> [TASK INPUTS]:
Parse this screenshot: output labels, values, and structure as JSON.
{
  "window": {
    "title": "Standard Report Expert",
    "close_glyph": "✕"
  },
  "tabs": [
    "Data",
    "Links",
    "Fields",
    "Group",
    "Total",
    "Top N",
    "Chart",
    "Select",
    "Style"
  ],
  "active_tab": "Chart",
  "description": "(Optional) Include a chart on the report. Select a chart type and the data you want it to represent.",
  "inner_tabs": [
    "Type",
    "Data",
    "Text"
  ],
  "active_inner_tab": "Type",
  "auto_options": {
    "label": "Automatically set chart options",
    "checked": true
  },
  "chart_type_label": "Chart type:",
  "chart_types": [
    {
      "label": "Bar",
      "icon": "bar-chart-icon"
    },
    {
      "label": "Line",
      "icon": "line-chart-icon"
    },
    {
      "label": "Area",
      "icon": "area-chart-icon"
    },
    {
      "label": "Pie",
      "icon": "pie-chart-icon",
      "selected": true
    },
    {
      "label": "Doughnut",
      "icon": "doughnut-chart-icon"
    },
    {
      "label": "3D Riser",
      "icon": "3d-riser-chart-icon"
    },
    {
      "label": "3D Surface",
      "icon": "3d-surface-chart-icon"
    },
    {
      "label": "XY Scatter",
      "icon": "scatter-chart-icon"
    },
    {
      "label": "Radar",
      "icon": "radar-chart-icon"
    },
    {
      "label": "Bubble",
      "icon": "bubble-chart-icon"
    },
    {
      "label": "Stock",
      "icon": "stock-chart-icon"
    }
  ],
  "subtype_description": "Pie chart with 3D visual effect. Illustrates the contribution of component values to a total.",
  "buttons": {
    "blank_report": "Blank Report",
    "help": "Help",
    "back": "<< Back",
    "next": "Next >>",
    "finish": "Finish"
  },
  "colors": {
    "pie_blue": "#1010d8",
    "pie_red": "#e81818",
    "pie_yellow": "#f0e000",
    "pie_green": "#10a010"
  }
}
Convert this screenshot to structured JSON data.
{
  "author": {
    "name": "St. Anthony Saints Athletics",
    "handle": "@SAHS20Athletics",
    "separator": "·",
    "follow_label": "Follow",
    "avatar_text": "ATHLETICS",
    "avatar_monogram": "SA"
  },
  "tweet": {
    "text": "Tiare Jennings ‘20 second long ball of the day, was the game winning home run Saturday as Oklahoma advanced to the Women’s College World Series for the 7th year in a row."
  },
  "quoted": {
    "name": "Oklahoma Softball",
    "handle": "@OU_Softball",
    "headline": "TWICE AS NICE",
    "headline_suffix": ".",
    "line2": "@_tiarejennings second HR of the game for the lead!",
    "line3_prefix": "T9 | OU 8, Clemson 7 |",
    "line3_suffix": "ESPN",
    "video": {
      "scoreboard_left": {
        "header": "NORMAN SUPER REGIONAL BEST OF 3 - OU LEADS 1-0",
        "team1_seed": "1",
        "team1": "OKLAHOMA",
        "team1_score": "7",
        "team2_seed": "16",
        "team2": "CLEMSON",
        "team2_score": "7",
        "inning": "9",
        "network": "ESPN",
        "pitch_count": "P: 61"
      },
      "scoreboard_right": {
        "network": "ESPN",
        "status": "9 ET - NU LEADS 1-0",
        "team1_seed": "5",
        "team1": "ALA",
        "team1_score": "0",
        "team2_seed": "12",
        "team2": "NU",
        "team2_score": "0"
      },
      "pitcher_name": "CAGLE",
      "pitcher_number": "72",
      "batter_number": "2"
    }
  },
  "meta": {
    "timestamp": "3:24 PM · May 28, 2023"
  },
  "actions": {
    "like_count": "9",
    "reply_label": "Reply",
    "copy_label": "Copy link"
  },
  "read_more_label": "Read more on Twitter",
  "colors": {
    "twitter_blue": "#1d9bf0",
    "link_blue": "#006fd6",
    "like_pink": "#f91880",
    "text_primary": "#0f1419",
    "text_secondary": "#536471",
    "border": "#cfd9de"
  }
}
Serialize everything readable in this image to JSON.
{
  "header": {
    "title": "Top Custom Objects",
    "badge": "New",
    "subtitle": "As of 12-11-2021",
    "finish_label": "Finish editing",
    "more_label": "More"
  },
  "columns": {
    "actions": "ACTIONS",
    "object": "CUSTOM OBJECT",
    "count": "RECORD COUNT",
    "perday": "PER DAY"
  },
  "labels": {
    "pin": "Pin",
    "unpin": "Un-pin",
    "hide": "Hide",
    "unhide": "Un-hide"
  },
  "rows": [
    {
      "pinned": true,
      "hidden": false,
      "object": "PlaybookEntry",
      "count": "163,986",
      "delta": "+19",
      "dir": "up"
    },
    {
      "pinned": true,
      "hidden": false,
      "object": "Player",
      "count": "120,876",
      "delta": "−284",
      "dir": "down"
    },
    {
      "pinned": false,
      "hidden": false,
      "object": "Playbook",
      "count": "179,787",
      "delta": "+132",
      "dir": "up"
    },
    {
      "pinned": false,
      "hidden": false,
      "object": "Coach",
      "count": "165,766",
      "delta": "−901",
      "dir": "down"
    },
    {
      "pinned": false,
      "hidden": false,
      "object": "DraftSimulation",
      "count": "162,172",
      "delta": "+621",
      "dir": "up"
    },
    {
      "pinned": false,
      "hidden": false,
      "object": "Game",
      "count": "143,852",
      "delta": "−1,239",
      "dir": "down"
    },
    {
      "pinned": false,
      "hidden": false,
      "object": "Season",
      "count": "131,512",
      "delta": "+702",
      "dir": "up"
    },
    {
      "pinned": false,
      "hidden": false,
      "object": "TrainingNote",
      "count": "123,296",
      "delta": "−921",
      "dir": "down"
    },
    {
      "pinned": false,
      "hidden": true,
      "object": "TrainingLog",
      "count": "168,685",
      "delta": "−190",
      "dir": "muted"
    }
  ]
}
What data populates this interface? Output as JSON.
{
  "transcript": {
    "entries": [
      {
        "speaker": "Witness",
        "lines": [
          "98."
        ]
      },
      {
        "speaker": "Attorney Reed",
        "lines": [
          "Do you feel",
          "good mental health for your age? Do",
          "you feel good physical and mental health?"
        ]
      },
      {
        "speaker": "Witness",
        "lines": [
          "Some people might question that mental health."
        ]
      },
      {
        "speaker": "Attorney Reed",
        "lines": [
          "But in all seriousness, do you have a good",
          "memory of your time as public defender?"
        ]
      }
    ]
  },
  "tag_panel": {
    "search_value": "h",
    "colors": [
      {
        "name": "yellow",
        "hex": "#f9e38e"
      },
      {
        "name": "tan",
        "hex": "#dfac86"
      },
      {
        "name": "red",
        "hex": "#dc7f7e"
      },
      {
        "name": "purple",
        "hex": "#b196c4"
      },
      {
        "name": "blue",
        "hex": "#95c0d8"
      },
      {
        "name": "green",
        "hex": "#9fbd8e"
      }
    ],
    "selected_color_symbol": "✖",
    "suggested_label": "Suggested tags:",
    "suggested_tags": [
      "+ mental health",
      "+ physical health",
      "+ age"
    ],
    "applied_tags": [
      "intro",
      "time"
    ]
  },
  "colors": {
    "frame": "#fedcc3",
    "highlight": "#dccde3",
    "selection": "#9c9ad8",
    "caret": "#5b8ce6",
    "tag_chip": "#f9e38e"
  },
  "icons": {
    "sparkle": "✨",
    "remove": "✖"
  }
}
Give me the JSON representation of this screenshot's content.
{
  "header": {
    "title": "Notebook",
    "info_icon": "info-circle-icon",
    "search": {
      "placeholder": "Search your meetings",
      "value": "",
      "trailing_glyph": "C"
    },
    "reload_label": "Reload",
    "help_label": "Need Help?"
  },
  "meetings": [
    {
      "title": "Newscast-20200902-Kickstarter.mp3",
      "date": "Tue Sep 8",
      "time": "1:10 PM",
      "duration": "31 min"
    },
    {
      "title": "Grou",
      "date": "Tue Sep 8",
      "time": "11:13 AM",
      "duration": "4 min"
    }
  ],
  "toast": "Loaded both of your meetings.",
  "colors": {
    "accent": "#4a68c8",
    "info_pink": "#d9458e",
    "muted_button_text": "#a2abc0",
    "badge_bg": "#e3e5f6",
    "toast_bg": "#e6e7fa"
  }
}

> [WHAT THIS TASK INVOLVES]: Check the data for the word "Finish" and pull out the lines that have it.

> [EXERCISE RESULT]:
    "finish": "Finish"
    "finish_label": "Finish editing",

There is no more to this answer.